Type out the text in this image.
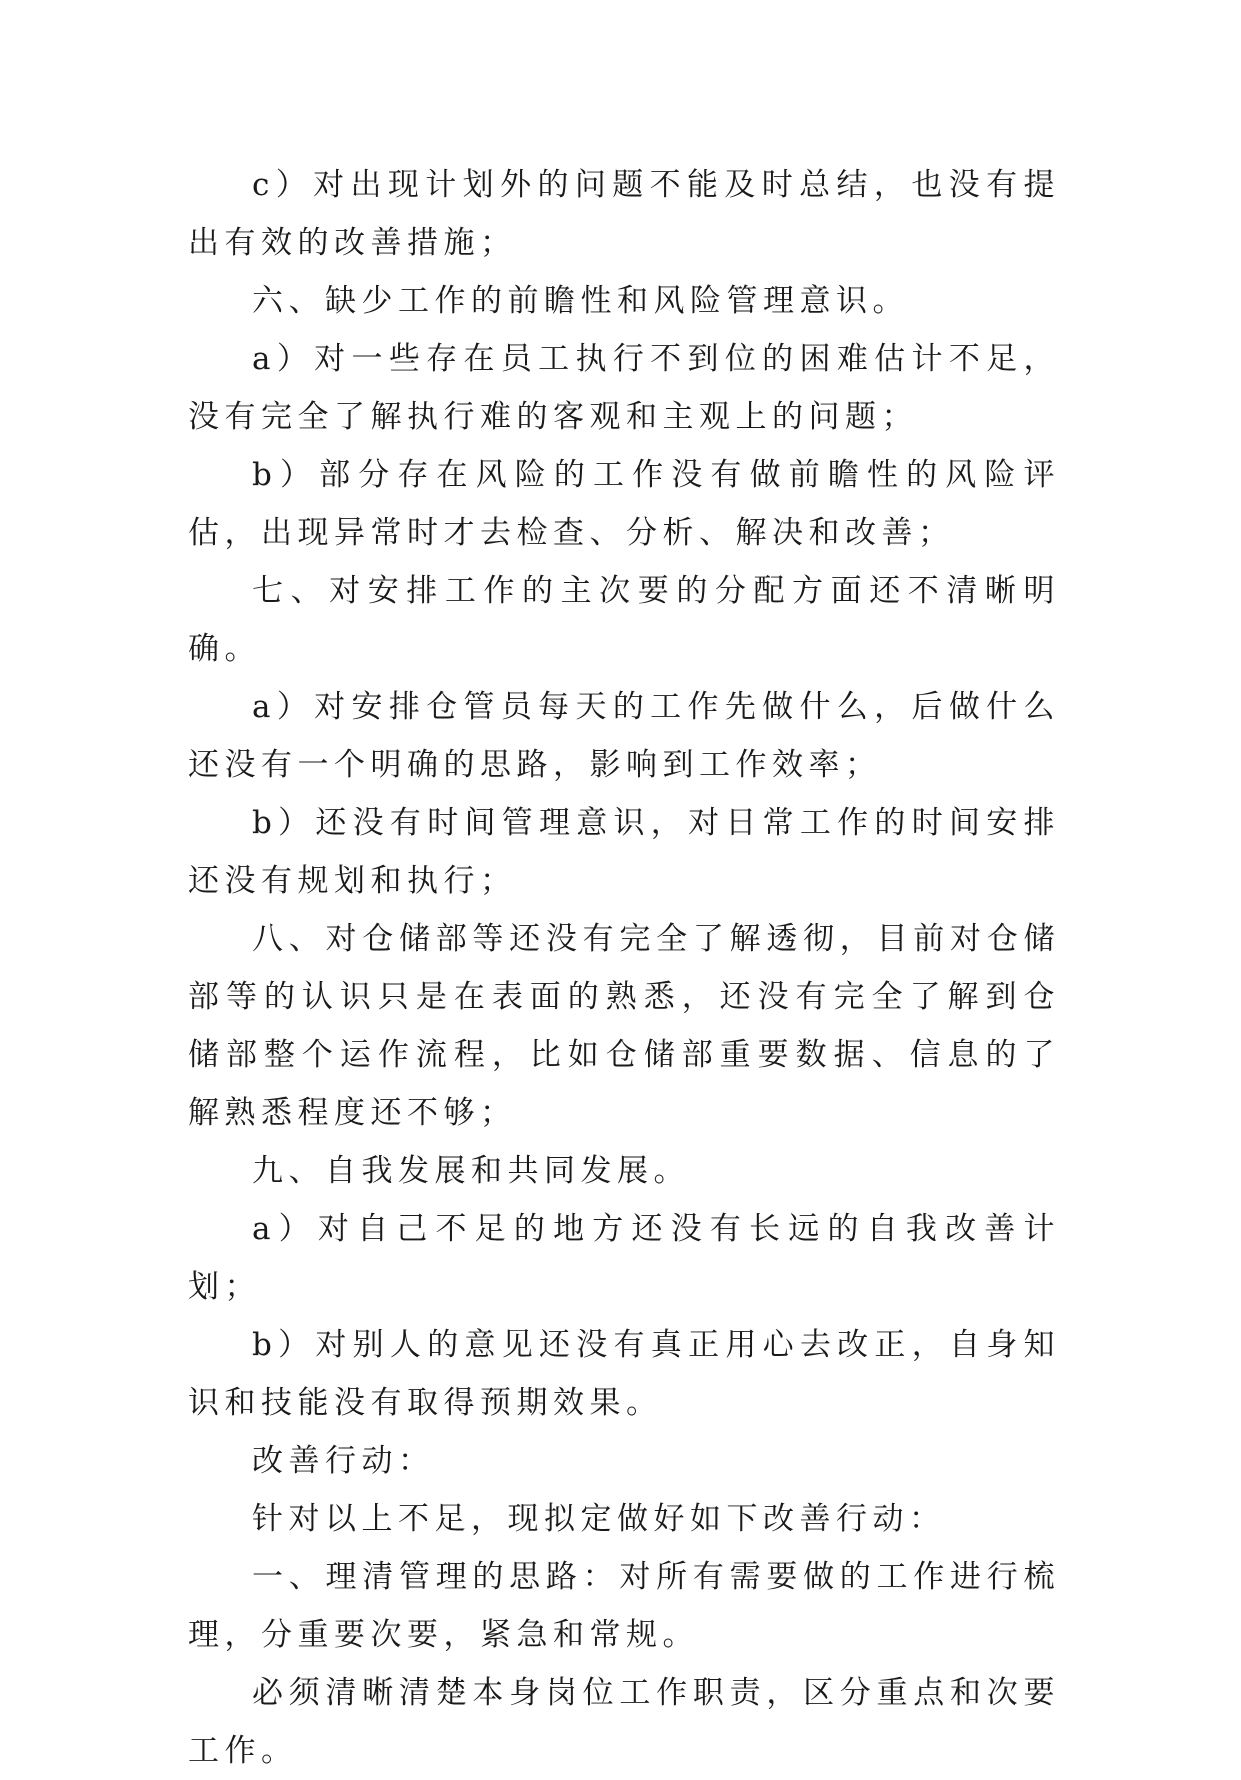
c）对出现计划外的问题不能及时总结，也没有提出有效的改善措施；

六、缺少工作的前瞻性和风险管理意识。

a）对一些存在员工执行不到位的困难估计不足，没有完全了解执行难的客观和主观上的问题；

b）部分存在风险的工作没有做前瞻性的风险评估，出现异常时才去检查、分析、解决和改善；

七、对安排工作的主次要的分配方面还不清晰明确。

a）对安排仓管员每天的工作先做什么，后做什么还没有一个明确的思路，影响到工作效率；

b）还没有时间管理意识，对日常工作的时间安排还没有规划和执行；

八、对仓储部等还没有完全了解透彻，目前对仓储部等的认识只是在表面的熟悉，还没有完全了解到仓储部整个运作流程，比如仓储部重要数据、信息的了解熟悉程度还不够；

九、自我发展和共同发展。

a）对自己不足的地方还没有长远的自我改善计划；

b）对别人的意见还没有真正用心去改正，自身知识和技能没有取得预期效果。

改善行动：

针对以上不足，现拟定做好如下改善行动：

一、理清管理的思路：对所有需要做的工作进行梳理，分重要次要，紧急和常规。

必须清晰清楚本身岗位工作职责，区分重点和次要工作。
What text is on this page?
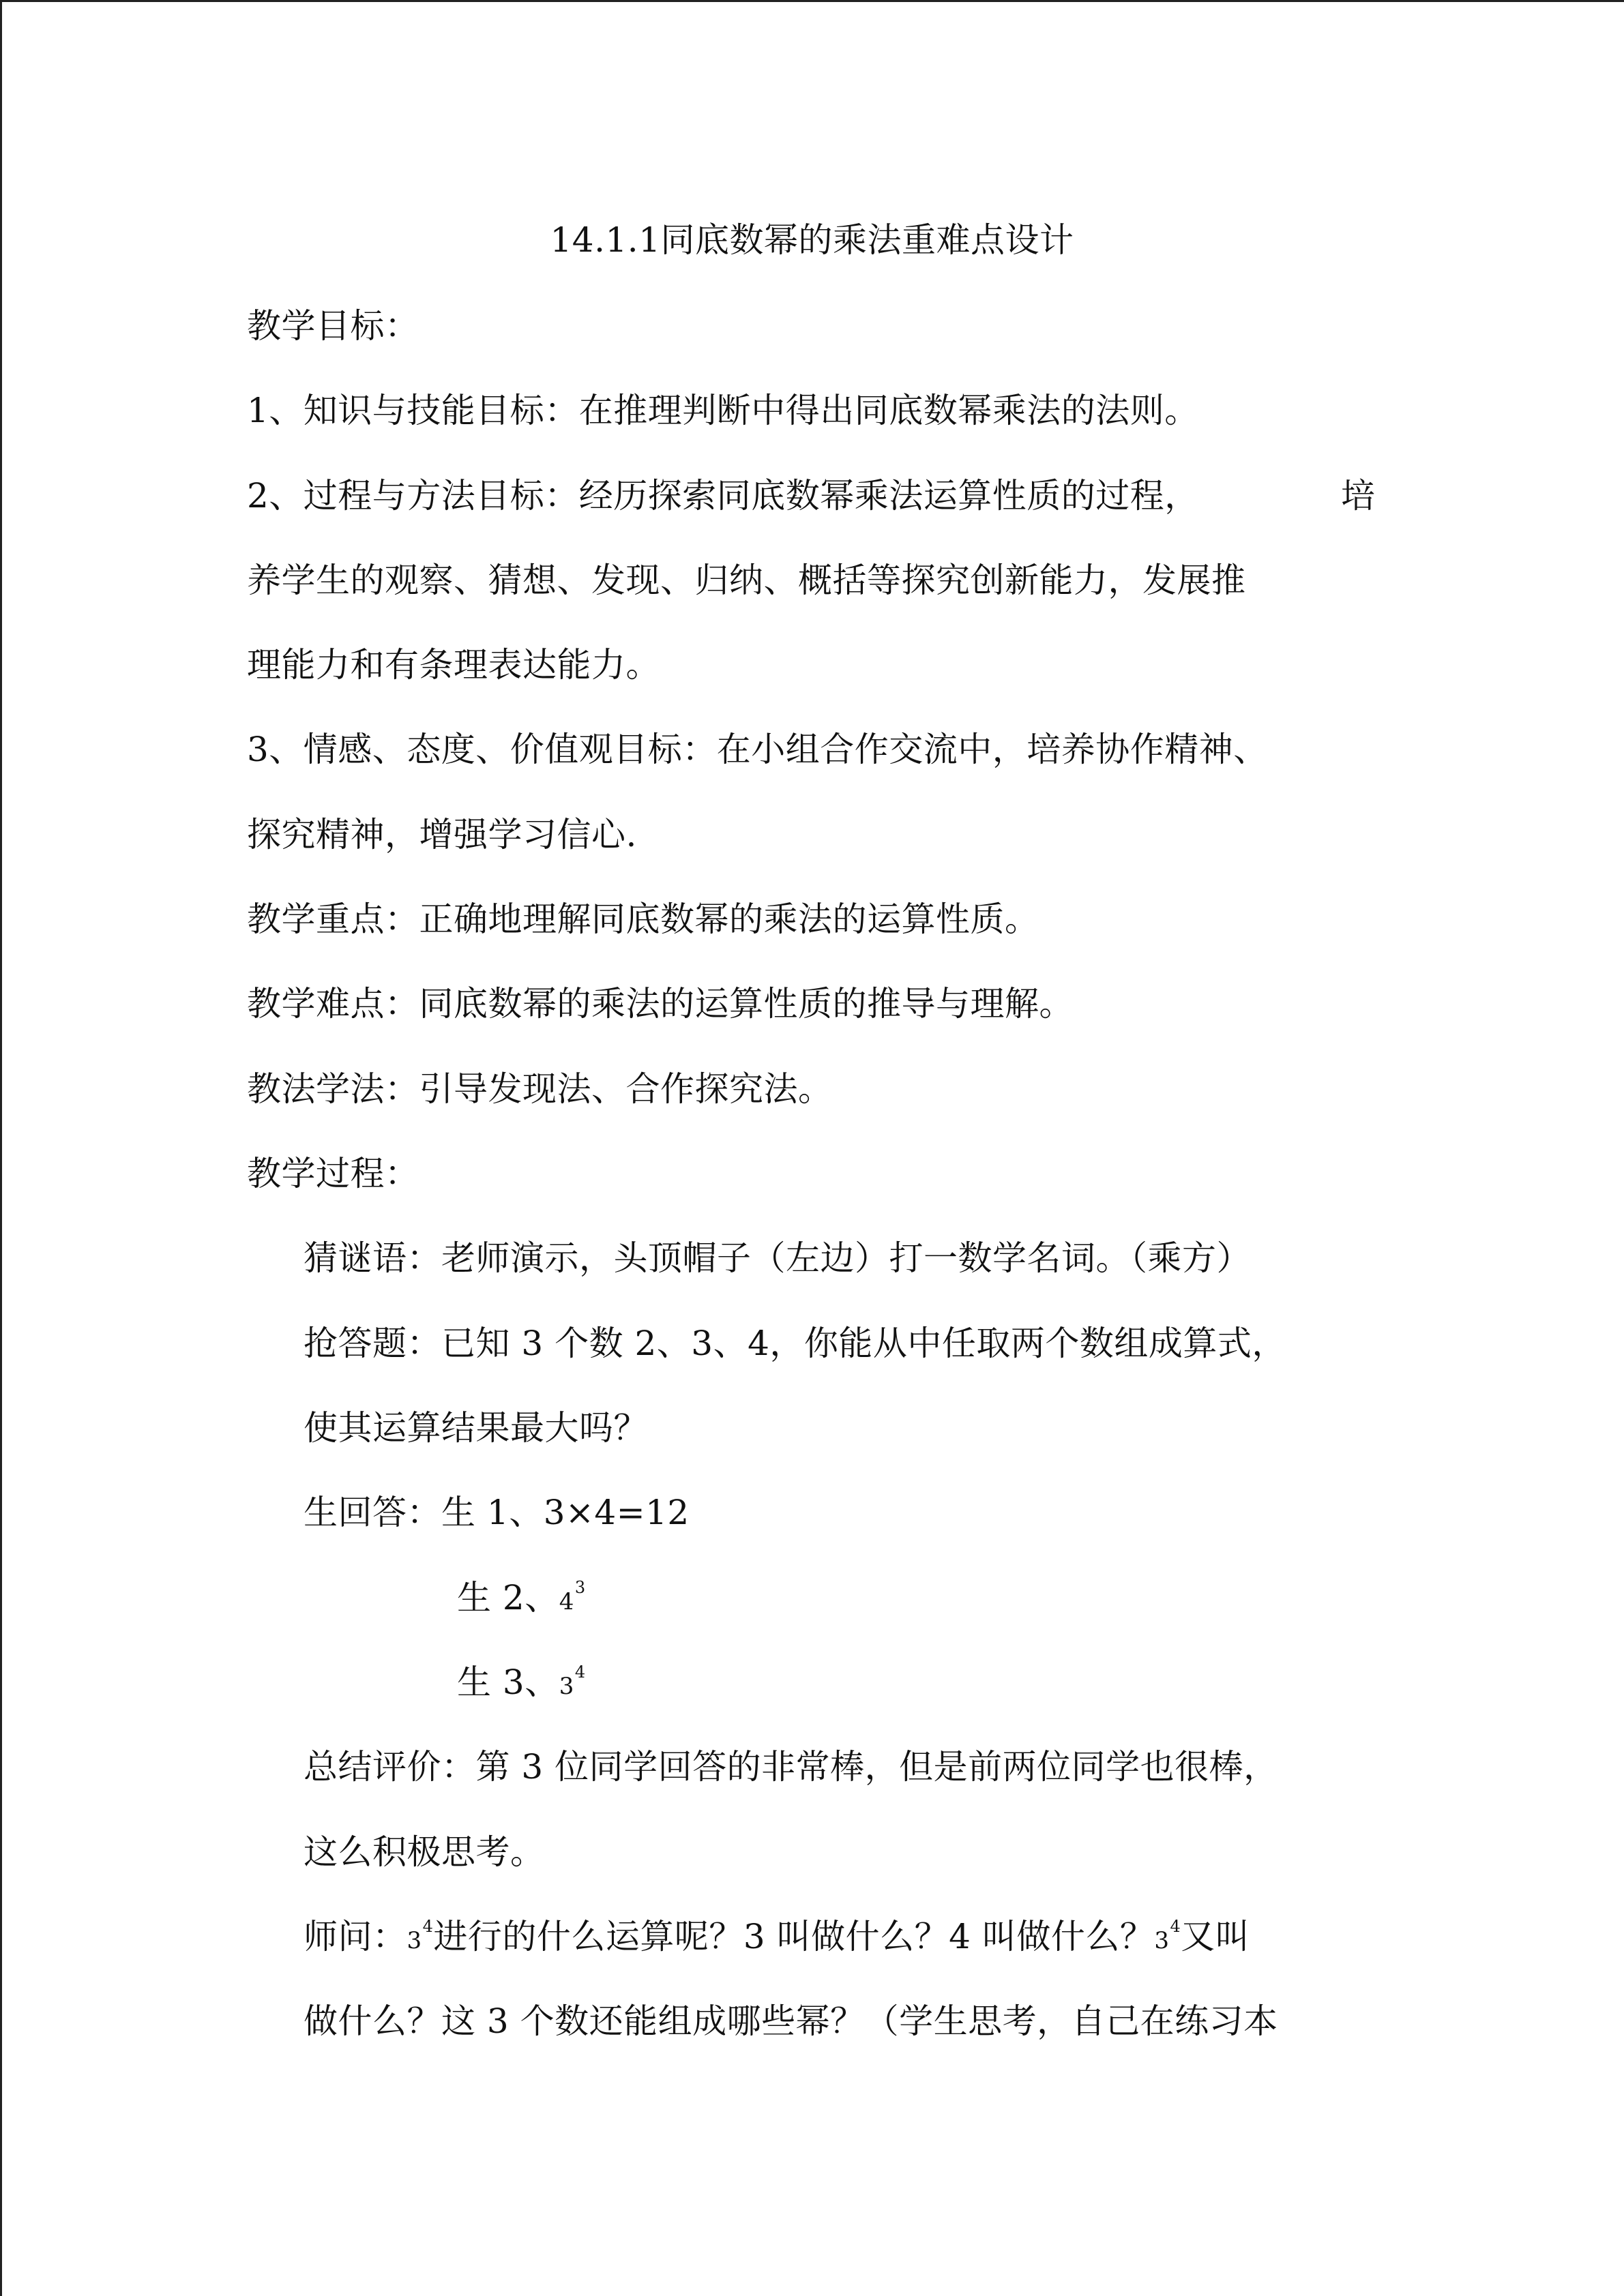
14.1.1同底数幂的乘法重难点设计
教学目标：
1、知识与技能目标：在推理判断中得出同底数幂乘法的法则。
2、过程与方法目标：经历探索同底数幂乘法运算性质的过程，	培
养学生的观察、猜想、发现、归纳、概括等探究创新能力，发展推
理能力和有条理表达能力。
3、情感、态度、价值观目标：在小组合作交流中，培养协作精神、
探究精神，增强学习信心.
教学重点：正确地理解同底数幂的乘法的运算性质。
教学难点：同底数幂的乘法的运算性质的推导与理解。
教法学法：引导发现法、合作探究法。
教学过程：
猜谜语：老师演示，头顶帽子（左边）打一数学名词。（乘方）
抢答题：已知 3 个数 2、3、4，你能从中任取两个数组成算式，
使其运算结果最大吗？
生回答：生 1、3×4=12
生 2、$4^3$
生 3、$3^4$
总结评价：第 3 位同学回答的非常棒，但是前两位同学也很棒，
这么积极思考。
师问：$3^4$进行的什么运算呢？3 叫做什么？4 叫做什么？$3^4$又叫
做什么？这 3 个数还能组成哪些幂？（学生思考，自己在练习本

__________________________________________________

## Request
Each entry should be repeated exactly as it appears; the pictures stay out.

## Task answer
Type out the text in this image.
c）对出现计划外的问题不能及时总结，也没有提出有效的改善措施；

六、缺少工作的前瞻性和风险管理意识。

a）对一些存在员工执行不到位的困难估计不足，没有完全了解执行难的客观和主观上的问题；

b）部分存在风险的工作没有做前瞻性的风险评估，出现异常时才去检查、分析、解决和改善；

七、对安排工作的主次要的分配方面还不清晰明确。

a）对安排仓管员每天的工作先做什么，后做什么还没有一个明确的思路，影响到工作效率；

b）还没有时间管理意识，对日常工作的时间安排还没有规划和执行；

八、对仓储部等还没有完全了解透彻，目前对仓储部等的认识只是在表面的熟悉，还没有完全了解到仓储部整个运作流程，比如仓储部重要数据、信息的了解熟悉程度还不够；

九、自我发展和共同发展。

a）对自己不足的地方还没有长远的自我改善计划；

b）对别人的意见还没有真正用心去改正，自身知识和技能没有取得预期效果。

改善行动：

针对以上不足，现拟定做好如下改善行动：

一、理清管理的思路：对所有需要做的工作进行梳理，分重要次要，紧急和常规。

必须清晰清楚本身岗位工作职责，区分重点和次要工作。
What text is on this page?
14.1.1同底数幂的乘法重难点设计
教学目标：
1、知识与技能目标：在推理判断中得出同底数幂乘法的法则。
2、过程与方法目标：经历探索同底数幂乘法运算性质的过程，	培
养学生的观察、猜想、发现、归纳、概括等探究创新能力，发展推
理能力和有条理表达能力。
3、情感、态度、价值观目标：在小组合作交流中，培养协作精神、
探究精神，增强学习信心.
教学重点：正确地理解同底数幂的乘法的运算性质。
教学难点：同底数幂的乘法的运算性质的推导与理解。
教法学法：引导发现法、合作探究法。
教学过程：
猜谜语：老师演示，头顶帽子（左边）打一数学名词。（乘方）
抢答题：已知 3 个数 2、3、4，你能从中任取两个数组成算式，
使其运算结果最大吗？
生回答：生 1、3×4=12
生 2、$4^3$
生 3、$3^4$
总结评价：第 3 位同学回答的非常棒，但是前两位同学也很棒，
这么积极思考。
师问：$3^4$进行的什么运算呢？3 叫做什么？4 叫做什么？$3^4$又叫
做什么？这 3 个数还能组成哪些幂？（学生思考，自己在练习本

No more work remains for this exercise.